**Brief**
Filter the listing below, copying every line in which the word "icon" appears.

------ Information shown

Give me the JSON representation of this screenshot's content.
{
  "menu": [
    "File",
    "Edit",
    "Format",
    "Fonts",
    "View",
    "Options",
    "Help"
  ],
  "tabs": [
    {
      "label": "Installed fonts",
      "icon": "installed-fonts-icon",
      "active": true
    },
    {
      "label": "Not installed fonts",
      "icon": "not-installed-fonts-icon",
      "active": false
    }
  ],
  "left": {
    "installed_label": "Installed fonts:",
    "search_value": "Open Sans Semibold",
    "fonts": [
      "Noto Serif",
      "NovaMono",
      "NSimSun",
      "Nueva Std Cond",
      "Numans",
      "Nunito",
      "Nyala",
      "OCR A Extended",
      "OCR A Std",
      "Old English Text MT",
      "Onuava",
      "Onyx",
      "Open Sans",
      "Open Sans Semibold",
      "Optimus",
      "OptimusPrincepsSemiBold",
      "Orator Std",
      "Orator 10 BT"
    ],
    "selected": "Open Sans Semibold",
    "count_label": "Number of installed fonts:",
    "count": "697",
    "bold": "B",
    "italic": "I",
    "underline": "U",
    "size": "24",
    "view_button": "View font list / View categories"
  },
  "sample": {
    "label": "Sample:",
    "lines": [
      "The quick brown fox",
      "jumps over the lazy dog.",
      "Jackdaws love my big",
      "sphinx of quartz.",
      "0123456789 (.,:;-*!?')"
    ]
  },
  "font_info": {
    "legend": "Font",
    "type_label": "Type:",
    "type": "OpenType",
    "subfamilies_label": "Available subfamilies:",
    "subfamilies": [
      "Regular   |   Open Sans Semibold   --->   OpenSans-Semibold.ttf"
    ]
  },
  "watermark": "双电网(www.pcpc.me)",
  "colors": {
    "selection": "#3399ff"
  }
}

------------

**Solution to this task**
      "icon": "installed-fonts-icon",
      "icon": "not-installed-fonts-icon",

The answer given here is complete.